== Your goal ==
Would you transcribe the listing exactly as it stands, minus any images?

== Supplied records ==
-=-=-=-=-

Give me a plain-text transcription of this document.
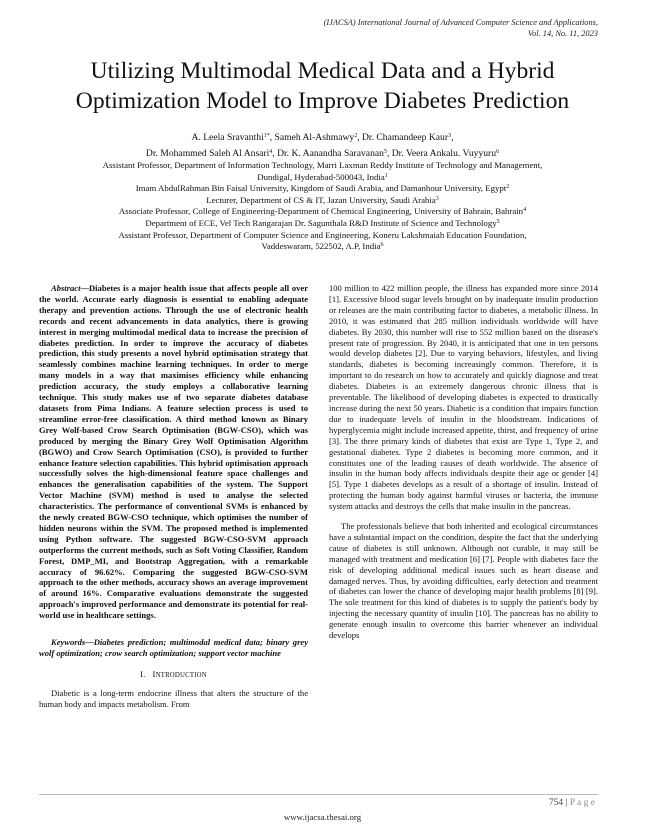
(IJACSA) International Journal of Advanced Computer Science and Applications,
Vol. 14, No. 11, 2023
Utilizing Multimodal Medical Data and a Hybrid
Optimization Model to Improve Diabetes Prediction
A. Leela Sravanthi$^{1*}$, Sameh Al-Ashmawy$^2$, Dr. Chamandeep Kaur$^3$,
Dr. Mohammed Saleh Al Ansari$^4$, Dr. K. Aanandha Saravanan$^5$, Dr. Veera Ankalu. Vuyyuru$^6$
Assistant Professor, Department of Information Technology, Marri Laxman Reddy Institute of Technology and Management,
Dundigal, Hyderabad-500043, India$^1$
Imam AbdulRahman Bin Faisal University, Kingdom of Saudi Arabia, and Damanhour University, Egypt$^2$
Lecturer, Department of CS & IT, Jazan University, Saudi Arabia$^3$
Associate Professor, College of Engineering-Department of Chemical Engineering, University of Bahrain, Bahrain$^4$
Department of ECE, Vel Tech Rangarajan Dr. Sagunthala R&D Institute of Science and Technology$^5$
Assistant Professor, Department of Computer Science and Engineering, Koneru Lakshmaiah Education Foundation,
Vaddeswaram, 522502, A.P, India$^6$

Abstract—Diabetes is a major health issue that affects people all over the world. Accurate early diagnosis is essential to enabling adequate therapy and prevention actions. Through the use of electronic health records and recent advancements in data analytics, there is growing interest in merging multimodal medical data to increase the precision of diabetes prediction. In order to improve the accuracy of diabetes prediction, this study presents a novel hybrid optimisation strategy that seamlessly combines machine learning techniques. In order to merge many models in a way that maximises efficiency while enhancing prediction accuracy, the study employs a collaborative learning technique. This study makes use of two separate diabetes database datasets from Pima Indians. A feature selection process is used to streamline error-free classification. A third method known as Binary Grey Wolf-based Crow Search Optimisation (BGW-CSO), which was produced by merging the Binary Grey Wolf Optimisation Algorithm (BGWO) and Crow Search Optimisation (CSO), is provided to further enhance feature selection capabilities. This hybrid optimisation approach successfully solves the high-dimensional feature space challenges and enhances the generalisation capabilities of the system. The Support Vector Machine (SVM) method is used to analyse the selected characteristics. The performance of conventional SVMs is enhanced by the newly created BGW-CSO technique, which optimises the number of hidden neurons within the SVM. The proposed method is implemented using Python software. The suggested BGW-CSO-SVM approach outperforms the current methods, such as Soft Voting Classifier, Random Forest, DMP_MI, and Bootstrap Aggregation, with a remarkable accuracy of 96.62%. Comparing the suggested BGW-CSO-SVM approach to the other methods, accuracy shows an average improvement of around 16%. Comparative evaluations demonstrate the suggested approach's improved performance and demonstrate its potential for real-world use in healthcare settings.

Keywords—Diabetes prediction; multimodal medical data; binary grey wolf optimization; crow search optimization; support vector machine

I. INTRODUCTION

Diabetic is a long-term endocrine illness that alters the structure of the human body and impacts metabolism. From

100 million to 422 million people, the illness has expanded more since 2014 [1]. Excessive blood sugar levels brought on by inadequate insulin production or releases are the main contributing factor to diabetes, a metabolic illness. In 2010, it was estimated that 285 million individuals worldwide will have diabetes. By 2030, this number will rise to 552 million based on the disease's present rate of progression. By 2040, it is anticipated that one in ten persons would develop diabetes [2]. Due to varying behaviors, lifestyles, and living standards, diabetes is becoming increasingly common. Therefore, it is important to do research on how to accurately and quickly diagnose and treat diabetes. Diabetes is an extremely dangerous chronic illness that is preventable. The likelihood of developing diabetes is expected to drastically increase during the next 50 years. Diabetic is a condition that impairs function due to inadequate levels of insulin in the bloodstream. Indications of hyperglycemia might include increased appetite, thirst, and frequency of urine [3]. The three primary kinds of diabetes that exist are Type 1, Type 2, and gestational diabetes. Type 2 diabetes is becoming more common, and it constitutes one of the leading causes of death worldwide. The absence of insulin in the human body affects individuals despite their age or gender [4] [5]. Type 1 diabetes develops as a result of a shortage of insulin. Instead of protecting the human body against harmful viruses or bacteria, the immune system attacks and destroys the cells that make insulin in the pancreas.

The professionals believe that both inherited and ecological circumstances have a substantial impact on the condition, despite the fact that the underlying cause of diabetes is still unknown. Although not curable, it may still be managed with treatment and medication [6] [7]. People with diabetes face the risk of developing additional medical issues such as heart disease and damaged nerves. Thus, by avoiding difficulties, early detection and treatment of diabetes can lower the chance of developing major health problems [8] [9]. The sole treatment for this kind of diabetes is to supply the patient's body by injecting the necessary quantity of insulin [10]. The pancreas has no ability to generate enough insulin to overcome this barrier whenever an individual develops

754 | P a g e
www.ijacsa.thesai.org
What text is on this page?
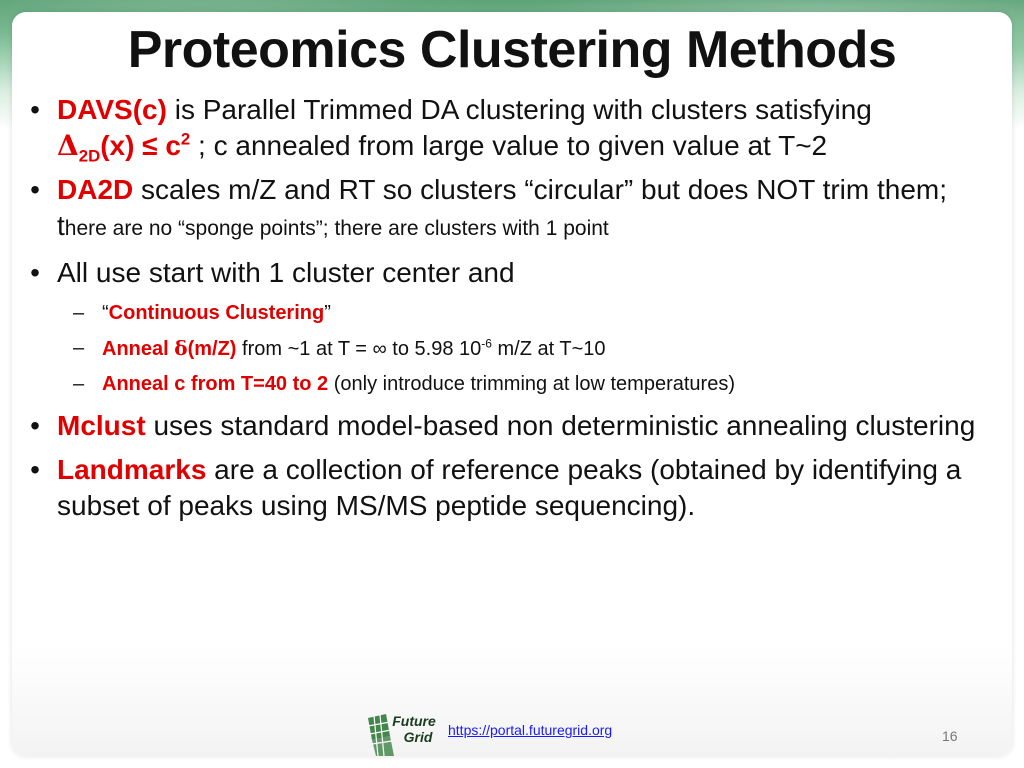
Proteomics Clustering Methods
• DAVS(c) is Parallel Trimmed DA clustering with clusters satisfying
$\Delta_{2D}(x) \le c^2$ ; c annealed from large value to given value at T~2
• DA2D scales m/Z and RT so clusters “circular” but does NOT trim them; there are no “sponge points”; there are clusters with 1 point
• All use start with 1 cluster center and
– “Continuous Clustering”
– Anneal δ(m/Z) from ~1 at T = ∞ to 5.98 $10^{-6}$ m/Z at T~10
– Anneal c from T=40 to 2 (only introduce trimming at low temperatures)
• Mclust uses standard model-based non deterministic annealing clustering
• Landmarks are a collection of reference peaks (obtained by identifying a subset of peaks using MS/MS peptide sequencing).
Future
Grid https://portal.futuregrid.org	16
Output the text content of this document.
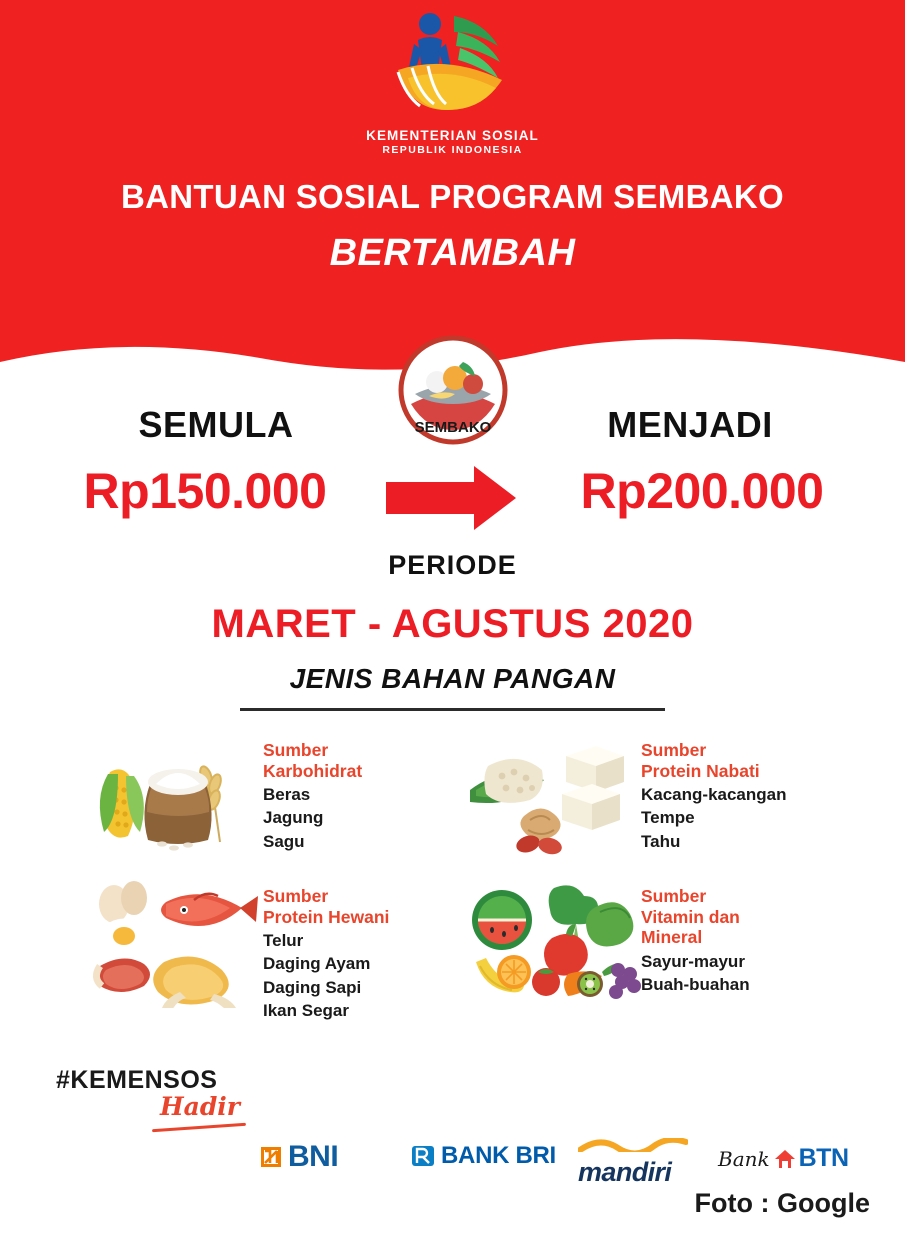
KEMENTERIAN SOSIAL
REPUBLIK INDONESIA
BANTUAN SOSIAL PROGRAM SEMBAKO
BERTAMBAH
SEMBAKO
SEMULA	MENJADI
Rp150.000	Rp200.000
PERIODE
MARET - AGUSTUS 2020
JENIS BAHAN PANGAN
Sumber
Karbohidrat
Beras
Jagung
Sagu
Sumber
Protein Nabati
Kacang-kacangan
Tempe
Tahu
Sumber
Protein Hewani
Telur
Daging Ayam
Daging Sapi
Ikan Segar
Sumber
Vitamin dan
Mineral
Sayur-mayur
Buah-buahan
#KEMENSOS
Hadir
BNI	BANK BRI
mandiri Bank BTN
Foto : Google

-=-=-=-=-

== Output for this exercise ==
Give me a plain-text transcription of this document.
(IJACSA) International Journal of Advanced Computer Science and Applications,
Vol. 14, No. 11, 2023
Utilizing Multimodal Medical Data and a Hybrid
Optimization Model to Improve Diabetes Prediction
A. Leela Sravanthi$^{1*}$, Sameh Al-Ashmawy$^2$, Dr. Chamandeep Kaur$^3$,
Dr. Mohammed Saleh Al Ansari$^4$, Dr. K. Aanandha Saravanan$^5$, Dr. Veera Ankalu. Vuyyuru$^6$
Assistant Professor, Department of Information Technology, Marri Laxman Reddy Institute of Technology and Management,
Dundigal, Hyderabad-500043, India$^1$
Imam AbdulRahman Bin Faisal University, Kingdom of Saudi Arabia, and Damanhour University, Egypt$^2$
Lecturer, Department of CS & IT, Jazan University, Saudi Arabia$^3$
Associate Professor, College of Engineering-Department of Chemical Engineering, University of Bahrain, Bahrain$^4$
Department of ECE, Vel Tech Rangarajan Dr. Sagunthala R&D Institute of Science and Technology$^5$
Assistant Professor, Department of Computer Science and Engineering, Koneru Lakshmaiah Education Foundation,
Vaddeswaram, 522502, A.P, India$^6$

Abstract—Diabetes is a major health issue that affects people all over the world. Accurate early diagnosis is essential to enabling adequate therapy and prevention actions. Through the use of electronic health records and recent advancements in data analytics, there is growing interest in merging multimodal medical data to increase the precision of diabetes prediction. In order to improve the accuracy of diabetes prediction, this study presents a novel hybrid optimisation strategy that seamlessly combines machine learning techniques. In order to merge many models in a way that maximises efficiency while enhancing prediction accuracy, the study employs a collaborative learning technique. This study makes use of two separate diabetes database datasets from Pima Indians. A feature selection process is used to streamline error-free classification. A third method known as Binary Grey Wolf-based Crow Search Optimisation (BGW-CSO), which was produced by merging the Binary Grey Wolf Optimisation Algorithm (BGWO) and Crow Search Optimisation (CSO), is provided to further enhance feature selection capabilities. This hybrid optimisation approach successfully solves the high-dimensional feature space challenges and enhances the generalisation capabilities of the system. The Support Vector Machine (SVM) method is used to analyse the selected characteristics. The performance of conventional SVMs is enhanced by the newly created BGW-CSO technique, which optimises the number of hidden neurons within the SVM. The proposed method is implemented using Python software. The suggested BGW-CSO-SVM approach outperforms the current methods, such as Soft Voting Classifier, Random Forest, DMP_MI, and Bootstrap Aggregation, with a remarkable accuracy of 96.62%. Comparing the suggested BGW-CSO-SVM approach to the other methods, accuracy shows an average improvement of around 16%. Comparative evaluations demonstrate the suggested approach's improved performance and demonstrate its potential for real-world use in healthcare settings.

Keywords—Diabetes prediction; multimodal medical data; binary grey wolf optimization; crow search optimization; support vector machine

I. INTRODUCTION

Diabetic is a long-term endocrine illness that alters the structure of the human body and impacts metabolism. From

100 million to 422 million people, the illness has expanded more since 2014 [1]. Excessive blood sugar levels brought on by inadequate insulin production or releases are the main contributing factor to diabetes, a metabolic illness. In 2010, it was estimated that 285 million individuals worldwide will have diabetes. By 2030, this number will rise to 552 million based on the disease's present rate of progression. By 2040, it is anticipated that one in ten persons would develop diabetes [2]. Due to varying behaviors, lifestyles, and living standards, diabetes is becoming increasingly common. Therefore, it is important to do research on how to accurately and quickly diagnose and treat diabetes. Diabetes is an extremely dangerous chronic illness that is preventable. The likelihood of developing diabetes is expected to drastically increase during the next 50 years. Diabetic is a condition that impairs function due to inadequate levels of insulin in the bloodstream. Indications of hyperglycemia might include increased appetite, thirst, and frequency of urine [3]. The three primary kinds of diabetes that exist are Type 1, Type 2, and gestational diabetes. Type 2 diabetes is becoming more common, and it constitutes one of the leading causes of death worldwide. The absence of insulin in the human body affects individuals despite their age or gender [4] [5]. Type 1 diabetes develops as a result of a shortage of insulin. Instead of protecting the human body against harmful viruses or bacteria, the immune system attacks and destroys the cells that make insulin in the pancreas.

The professionals believe that both inherited and ecological circumstances have a substantial impact on the condition, despite the fact that the underlying cause of diabetes is still unknown. Although not curable, it may still be managed with treatment and medication [6] [7]. People with diabetes face the risk of developing additional medical issues such as heart disease and damaged nerves. Thus, by avoiding difficulties, early detection and treatment of diabetes can lower the chance of developing major health problems [8] [9]. The sole treatment for this kind of diabetes is to supply the patient's body by injecting the necessary quantity of insulin [10]. The pancreas has no ability to generate enough insulin to overcome this barrier whenever an individual develops

754 | P a g e
www.ijacsa.thesai.org
What text is on this page?
Proteomics Clustering Methods
• DAVS(c) is Parallel Trimmed DA clustering with clusters satisfying
$\Delta_{2D}(x) \le c^2$ ; c annealed from large value to given value at T~2
• DA2D scales m/Z and RT so clusters “circular” but does NOT trim them; there are no “sponge points”; there are clusters with 1 point
• All use start with 1 cluster center and
– “Continuous Clustering”
– Anneal δ(m/Z) from ~1 at T = ∞ to 5.98 $10^{-6}$ m/Z at T~10
– Anneal c from T=40 to 2 (only introduce trimming at low temperatures)
• Mclust uses standard model-based non deterministic annealing clustering
• Landmarks are a collection of reference peaks (obtained by identifying a subset of peaks using MS/MS peptide sequencing).
Future
Grid https://portal.futuregrid.org	16
Output the text content of this document.
KEMENTERIAN SOSIAL
REPUBLIK INDONESIA
BANTUAN SOSIAL PROGRAM SEMBAKO
BERTAMBAH
SEMBAKO
SEMULA	MENJADI
Rp150.000	Rp200.000
PERIODE
MARET - AGUSTUS 2020
JENIS BAHAN PANGAN
Sumber
Karbohidrat
Beras
Jagung
Sagu
Sumber
Protein Nabati
Kacang-kacangan
Tempe
Tahu
Sumber
Protein Hewani
Telur
Daging Ayam
Daging Sapi
Ikan Segar
Sumber
Vitamin dan
Mineral
Sayur-mayur
Buah-buahan
#KEMENSOS
Hadir
BNI	BANK BRI
mandiri Bank BTN
Foto : Google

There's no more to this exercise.